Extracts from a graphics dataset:
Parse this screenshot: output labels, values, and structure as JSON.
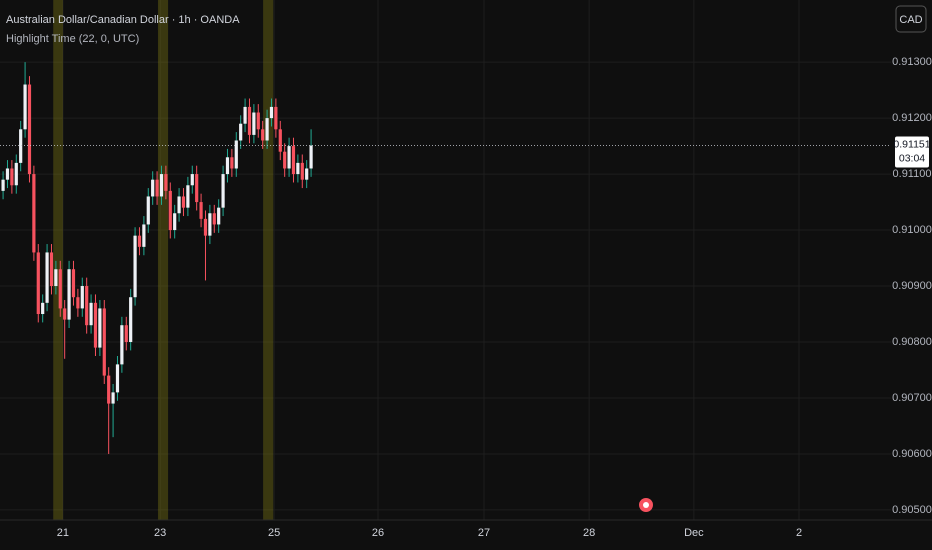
{
  "chart_data": {
    "type": "candlestick",
    "title": "Australian Dollar/Canadian Dollar · 1h · OANDA",
    "indicator": "Highlight Time (22, 0, UTC)",
    "currency": "CAD",
    "countdown": "03:04",
    "x": [
      0,
      1,
      2,
      3,
      4,
      5,
      6,
      7,
      8,
      9,
      10,
      11,
      12,
      13,
      14,
      15,
      16,
      17,
      18,
      19,
      20,
      21,
      22,
      23,
      24,
      25,
      26,
      27,
      28,
      29,
      30,
      31,
      32,
      33,
      34,
      35,
      36,
      37,
      38,
      39,
      40,
      41,
      42,
      43,
      44,
      45,
      46,
      47,
      48,
      49,
      50,
      51,
      52,
      53,
      54,
      55,
      56,
      57,
      58,
      59,
      60,
      61,
      62,
      63,
      64,
      65,
      66,
      67,
      68,
      69,
      70
    ],
    "open": [
      0.9107,
      0.9109,
      0.9111,
      0.9108,
      0.9112,
      0.9118,
      0.9126,
      0.911,
      0.9096,
      0.9085,
      0.9087,
      0.9096,
      0.909,
      0.9093,
      0.9086,
      0.9084,
      0.9093,
      0.9088,
      0.9086,
      0.909,
      0.9083,
      0.9087,
      0.9079,
      0.9086,
      0.9074,
      0.9069,
      0.9071,
      0.9076,
      0.9083,
      0.908,
      0.9088,
      0.9099,
      0.9097,
      0.9101,
      0.9106,
      0.9109,
      0.9106,
      0.911,
      0.9107,
      0.91,
      0.9103,
      0.9106,
      0.9104,
      0.9108,
      0.911,
      0.9105,
      0.9102,
      0.9099,
      0.9103,
      0.9101,
      0.9104,
      0.911,
      0.9113,
      0.9111,
      0.9116,
      0.9119,
      0.9122,
      0.9117,
      0.9121,
      0.9118,
      0.9116,
      0.912,
      0.9122,
      0.9118,
      0.9114,
      0.9111,
      0.9115,
      0.911,
      0.9112,
      0.9109,
      0.9111
    ],
    "high": [
      0.91105,
      0.91125,
      0.91125,
      0.91135,
      0.91195,
      0.913,
      0.91275,
      0.91115,
      0.90975,
      0.90885,
      0.90975,
      0.90975,
      0.90945,
      0.90945,
      0.90875,
      0.90945,
      0.90945,
      0.90895,
      0.90915,
      0.90915,
      0.90885,
      0.90885,
      0.90875,
      0.90875,
      0.90755,
      0.90725,
      0.90775,
      0.90845,
      0.90845,
      0.90895,
      0.91005,
      0.91005,
      0.91025,
      0.91075,
      0.91105,
      0.91105,
      0.91115,
      0.91115,
      0.91085,
      0.91045,
      0.91075,
      0.91075,
      0.91095,
      0.91115,
      0.91115,
      0.91065,
      0.91035,
      0.91045,
      0.91045,
      0.91055,
      0.91115,
      0.91145,
      0.91145,
      0.91175,
      0.91205,
      0.91235,
      0.91235,
      0.91225,
      0.91225,
      0.91195,
      0.91215,
      0.91235,
      0.91235,
      0.91195,
      0.91155,
      0.91165,
      0.91165,
      0.91135,
      0.91135,
      0.91125,
      0.9118
    ],
    "low": [
      0.91055,
      0.91075,
      0.91065,
      0.91065,
      0.91105,
      0.91165,
      0.91085,
      0.90945,
      0.90835,
      0.90835,
      0.90855,
      0.90885,
      0.90885,
      0.90845,
      0.9077,
      0.90825,
      0.90865,
      0.90845,
      0.90845,
      0.90815,
      0.90815,
      0.90775,
      0.90775,
      0.90725,
      0.906,
      0.9063,
      0.90695,
      0.90745,
      0.90785,
      0.90785,
      0.90865,
      0.90955,
      0.90955,
      0.90995,
      0.91045,
      0.91045,
      0.91045,
      0.91055,
      0.90985,
      0.90985,
      0.91015,
      0.91025,
      0.91025,
      0.91065,
      0.91035,
      0.91005,
      0.9091,
      0.90975,
      0.90995,
      0.90995,
      0.91025,
      0.91085,
      0.91095,
      0.91095,
      0.91145,
      0.91175,
      0.91155,
      0.91155,
      0.91165,
      0.91145,
      0.91145,
      0.91185,
      0.91165,
      0.91125,
      0.91095,
      0.91095,
      0.91085,
      0.91085,
      0.91075,
      0.91075,
      0.91095
    ],
    "close": [
      0.9109,
      0.9111,
      0.9108,
      0.9112,
      0.9118,
      0.9126,
      0.911,
      0.9096,
      0.9085,
      0.9087,
      0.9096,
      0.909,
      0.9093,
      0.9086,
      0.9084,
      0.9093,
      0.9088,
      0.9086,
      0.909,
      0.9083,
      0.9087,
      0.9079,
      0.9086,
      0.9074,
      0.9069,
      0.9071,
      0.9076,
      0.9083,
      0.908,
      0.9088,
      0.9099,
      0.9097,
      0.9101,
      0.9106,
      0.9109,
      0.9106,
      0.911,
      0.9107,
      0.91,
      0.9103,
      0.9106,
      0.9104,
      0.9108,
      0.911,
      0.9105,
      0.9102,
      0.9099,
      0.9103,
      0.9101,
      0.9104,
      0.911,
      0.9113,
      0.9111,
      0.9116,
      0.9119,
      0.9122,
      0.9117,
      0.9121,
      0.9118,
      0.9116,
      0.912,
      0.9122,
      0.9118,
      0.9114,
      0.9111,
      0.9115,
      0.911,
      0.9112,
      0.9109,
      0.9111,
      0.91151
    ],
    "highlights": [
      {
        "start": 11.4,
        "end": 13.6
      },
      {
        "start": 35.2,
        "end": 37.5
      },
      {
        "start": 59.1,
        "end": 61.4
      }
    ],
    "highlight_color": "rgba(120,115,20,0.42)",
    "up_color": "#eef1f6",
    "up_wick_color": "#22ab94",
    "down_color": "#f7525f",
    "xlim": [
      -0.7,
      201.8
    ],
    "xticks": [
      {
        "value": 13.6,
        "label": "21"
      },
      {
        "value": 35.7,
        "label": "23"
      },
      {
        "value": 61.6,
        "label": "25"
      },
      {
        "value": 85.2,
        "label": "26"
      },
      {
        "value": 109.3,
        "label": "27"
      },
      {
        "value": 133.2,
        "label": "28"
      },
      {
        "value": 157,
        "label": "Dec"
      },
      {
        "value": 180.9,
        "label": "2"
      }
    ],
    "ylim": [
      0.90482,
      0.91411
    ],
    "yticks": [
      {
        "value": 0.913,
        "label": "0.91300"
      },
      {
        "value": 0.912,
        "label": "0.91200"
      },
      {
        "value": 0.911,
        "label": "0.91100"
      },
      {
        "value": 0.91,
        "label": "0.91000"
      },
      {
        "value": 0.909,
        "label": "0.90900"
      },
      {
        "value": 0.908,
        "label": "0.90800"
      },
      {
        "value": 0.907,
        "label": "0.90700"
      },
      {
        "value": 0.906,
        "label": "0.90600"
      },
      {
        "value": 0.905,
        "label": "0.90500"
      }
    ],
    "grid": true
  }
}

## Work to complete
Reproduce each entry precisely, dropping only the pictures.

## Written reply
Parse this screenshot: output labels, values, and structure as JSON.
{
  "chart_data": {
    "type": "candlestick",
    "title": "Australian Dollar/Canadian Dollar · 1h · OANDA",
    "indicator": "Highlight Time (22, 0, UTC)",
    "currency": "CAD",
    "countdown": "03:04",
    "x": [
      0,
      1,
      2,
      3,
      4,
      5,
      6,
      7,
      8,
      9,
      10,
      11,
      12,
      13,
      14,
      15,
      16,
      17,
      18,
      19,
      20,
      21,
      22,
      23,
      24,
      25,
      26,
      27,
      28,
      29,
      30,
      31,
      32,
      33,
      34,
      35,
      36,
      37,
      38,
      39,
      40,
      41,
      42,
      43,
      44,
      45,
      46,
      47,
      48,
      49,
      50,
      51,
      52,
      53,
      54,
      55,
      56,
      57,
      58,
      59,
      60,
      61,
      62,
      63,
      64,
      65,
      66,
      67,
      68,
      69,
      70
    ],
    "open": [
      0.9107,
      0.9109,
      0.9111,
      0.9108,
      0.9112,
      0.9118,
      0.9126,
      0.911,
      0.9096,
      0.9085,
      0.9087,
      0.9096,
      0.909,
      0.9093,
      0.9086,
      0.9084,
      0.9093,
      0.9088,
      0.9086,
      0.909,
      0.9083,
      0.9087,
      0.9079,
      0.9086,
      0.9074,
      0.9069,
      0.9071,
      0.9076,
      0.9083,
      0.908,
      0.9088,
      0.9099,
      0.9097,
      0.9101,
      0.9106,
      0.9109,
      0.9106,
      0.911,
      0.9107,
      0.91,
      0.9103,
      0.9106,
      0.9104,
      0.9108,
      0.911,
      0.9105,
      0.9102,
      0.9099,
      0.9103,
      0.9101,
      0.9104,
      0.911,
      0.9113,
      0.9111,
      0.9116,
      0.9119,
      0.9122,
      0.9117,
      0.9121,
      0.9118,
      0.9116,
      0.912,
      0.9122,
      0.9118,
      0.9114,
      0.9111,
      0.9115,
      0.911,
      0.9112,
      0.9109,
      0.9111
    ],
    "high": [
      0.91105,
      0.91125,
      0.91125,
      0.91135,
      0.91195,
      0.913,
      0.91275,
      0.91115,
      0.90975,
      0.90885,
      0.90975,
      0.90975,
      0.90945,
      0.90945,
      0.90875,
      0.90945,
      0.90945,
      0.90895,
      0.90915,
      0.90915,
      0.90885,
      0.90885,
      0.90875,
      0.90875,
      0.90755,
      0.90725,
      0.90775,
      0.90845,
      0.90845,
      0.90895,
      0.91005,
      0.91005,
      0.91025,
      0.91075,
      0.91105,
      0.91105,
      0.91115,
      0.91115,
      0.91085,
      0.91045,
      0.91075,
      0.91075,
      0.91095,
      0.91115,
      0.91115,
      0.91065,
      0.91035,
      0.91045,
      0.91045,
      0.91055,
      0.91115,
      0.91145,
      0.91145,
      0.91175,
      0.91205,
      0.91235,
      0.91235,
      0.91225,
      0.91225,
      0.91195,
      0.91215,
      0.91235,
      0.91235,
      0.91195,
      0.91155,
      0.91165,
      0.91165,
      0.91135,
      0.91135,
      0.91125,
      0.9118
    ],
    "low": [
      0.91055,
      0.91075,
      0.91065,
      0.91065,
      0.91105,
      0.91165,
      0.91085,
      0.90945,
      0.90835,
      0.90835,
      0.90855,
      0.90885,
      0.90885,
      0.90845,
      0.9077,
      0.90825,
      0.90865,
      0.90845,
      0.90845,
      0.90815,
      0.90815,
      0.90775,
      0.90775,
      0.90725,
      0.906,
      0.9063,
      0.90695,
      0.90745,
      0.90785,
      0.90785,
      0.90865,
      0.90955,
      0.90955,
      0.90995,
      0.91045,
      0.91045,
      0.91045,
      0.91055,
      0.90985,
      0.90985,
      0.91015,
      0.91025,
      0.91025,
      0.91065,
      0.91035,
      0.91005,
      0.9091,
      0.90975,
      0.90995,
      0.90995,
      0.91025,
      0.91085,
      0.91095,
      0.91095,
      0.91145,
      0.91175,
      0.91155,
      0.91155,
      0.91165,
      0.91145,
      0.91145,
      0.91185,
      0.91165,
      0.91125,
      0.91095,
      0.91095,
      0.91085,
      0.91085,
      0.91075,
      0.91075,
      0.91095
    ],
    "close": [
      0.9109,
      0.9111,
      0.9108,
      0.9112,
      0.9118,
      0.9126,
      0.911,
      0.9096,
      0.9085,
      0.9087,
      0.9096,
      0.909,
      0.9093,
      0.9086,
      0.9084,
      0.9093,
      0.9088,
      0.9086,
      0.909,
      0.9083,
      0.9087,
      0.9079,
      0.9086,
      0.9074,
      0.9069,
      0.9071,
      0.9076,
      0.9083,
      0.908,
      0.9088,
      0.9099,
      0.9097,
      0.9101,
      0.9106,
      0.9109,
      0.9106,
      0.911,
      0.9107,
      0.91,
      0.9103,
      0.9106,
      0.9104,
      0.9108,
      0.911,
      0.9105,
      0.9102,
      0.9099,
      0.9103,
      0.9101,
      0.9104,
      0.911,
      0.9113,
      0.9111,
      0.9116,
      0.9119,
      0.9122,
      0.9117,
      0.9121,
      0.9118,
      0.9116,
      0.912,
      0.9122,
      0.9118,
      0.9114,
      0.9111,
      0.9115,
      0.911,
      0.9112,
      0.9109,
      0.9111,
      0.91151
    ],
    "highlights": [
      {
        "start": 11.4,
        "end": 13.6
      },
      {
        "start": 35.2,
        "end": 37.5
      },
      {
        "start": 59.1,
        "end": 61.4
      }
    ],
    "highlight_color": "rgba(120,115,20,0.42)",
    "up_color": "#eef1f6",
    "up_wick_color": "#22ab94",
    "down_color": "#f7525f",
    "xlim": [
      -0.7,
      201.8
    ],
    "xticks": [
      {
        "value": 13.6,
        "label": "21"
      },
      {
        "value": 35.7,
        "label": "23"
      },
      {
        "value": 61.6,
        "label": "25"
      },
      {
        "value": 85.2,
        "label": "26"
      },
      {
        "value": 109.3,
        "label": "27"
      },
      {
        "value": 133.2,
        "label": "28"
      },
      {
        "value": 157,
        "label": "Dec"
      },
      {
        "value": 180.9,
        "label": "2"
      }
    ],
    "ylim": [
      0.90482,
      0.91411
    ],
    "yticks": [
      {
        "value": 0.913,
        "label": "0.91300"
      },
      {
        "value": 0.912,
        "label": "0.91200"
      },
      {
        "value": 0.911,
        "label": "0.91100"
      },
      {
        "value": 0.91,
        "label": "0.91000"
      },
      {
        "value": 0.909,
        "label": "0.90900"
      },
      {
        "value": 0.908,
        "label": "0.90800"
      },
      {
        "value": 0.907,
        "label": "0.90700"
      },
      {
        "value": 0.906,
        "label": "0.90600"
      },
      {
        "value": 0.905,
        "label": "0.90500"
      }
    ],
    "grid": true
  }
}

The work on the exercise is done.